## Description of the task
Repeat all of the records verbatim.

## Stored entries
···
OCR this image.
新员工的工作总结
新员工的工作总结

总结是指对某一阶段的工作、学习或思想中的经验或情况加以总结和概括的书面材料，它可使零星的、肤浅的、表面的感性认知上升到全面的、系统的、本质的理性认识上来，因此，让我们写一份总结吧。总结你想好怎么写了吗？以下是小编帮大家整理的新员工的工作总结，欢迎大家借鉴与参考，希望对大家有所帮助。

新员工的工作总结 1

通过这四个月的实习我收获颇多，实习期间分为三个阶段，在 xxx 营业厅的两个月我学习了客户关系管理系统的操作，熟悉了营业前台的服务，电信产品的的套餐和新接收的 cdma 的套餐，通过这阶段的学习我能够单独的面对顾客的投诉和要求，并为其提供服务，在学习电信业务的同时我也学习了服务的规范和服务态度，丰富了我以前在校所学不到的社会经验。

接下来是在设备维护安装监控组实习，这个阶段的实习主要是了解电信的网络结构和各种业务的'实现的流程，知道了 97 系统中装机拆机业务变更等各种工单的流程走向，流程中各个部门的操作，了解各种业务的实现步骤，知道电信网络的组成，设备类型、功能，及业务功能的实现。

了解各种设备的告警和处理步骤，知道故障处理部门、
···
## Solution to the exercise
OCR this image.
新员工的工作总结
新员工的工作总结

总结是指对某一阶段的工作、学习或思想中的经验或情况加以总结和概括的书面材料，它可使零星的、肤浅的、表面的感性认知上升到全面的、系统的、本质的理性认识上来，因此，让我们写一份总结吧。总结你想好怎么写了吗？以下是小编帮大家整理的新员工的工作总结，欢迎大家借鉴与参考，希望对大家有所帮助。

新员工的工作总结 1

通过这四个月的实习我收获颇多，实习期间分为三个阶段，在 xxx 营业厅的两个月我学习了客户关系管理系统的操作，熟悉了营业前台的服务，电信产品的的套餐和新接收的 cdma 的套餐，通过这阶段的学习我能够单独的面对顾客的投诉和要求，并为其提供服务，在学习电信业务的同时我也学习了服务的规范和服务态度，丰富了我以前在校所学不到的社会经验。

接下来是在设备维护安装监控组实习，这个阶段的实习主要是了解电信的网络结构和各种业务的'实现的流程，知道了 97 系统中装机拆机业务变更等各种工单的流程走向，流程中各个部门的操作，了解各种业务的实现步骤，知道电信网络的组成，设备类型、功能，及业务功能的实现。

了解各种设备的告警和处理步骤，知道故障处理部门、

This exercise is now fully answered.